Aim of the exercise: Skip all pictures, then print the remaining material exactly.

Given entries:
-------
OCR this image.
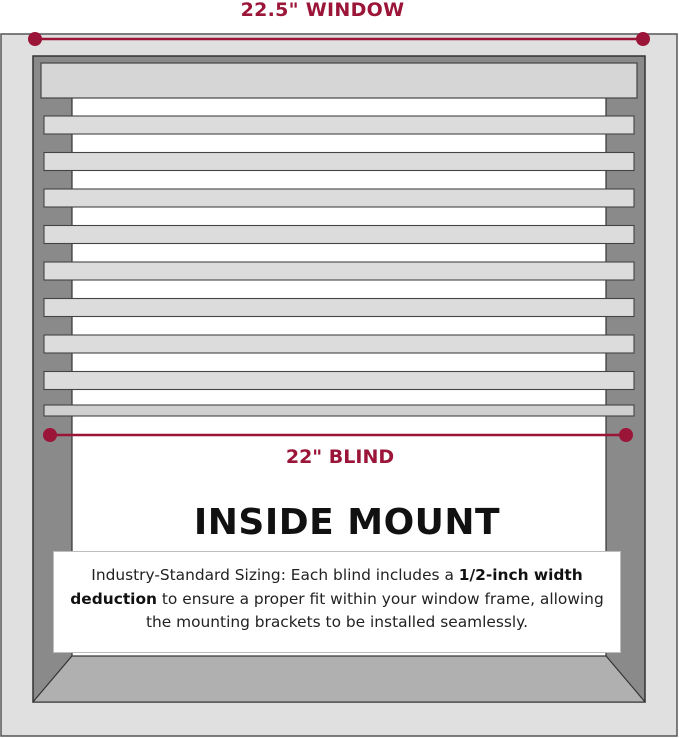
22.5" WINDOW
22" BLIND
INSIDE MOUNT
Industry-Standard Sizing: Each blind includes a 1/2-inch width deduction to ensure a proper fit within your window frame, allowing the mounting brackets to be installed seamlessly.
-------
Answer to this problem:
OCR this image.
22.5" WINDOW
22" BLIND
INSIDE MOUNT
Industry-Standard Sizing: Each blind includes a 1/2-inch width deduction to ensure a proper fit within your window frame, allowing the mounting brackets to be installed seamlessly.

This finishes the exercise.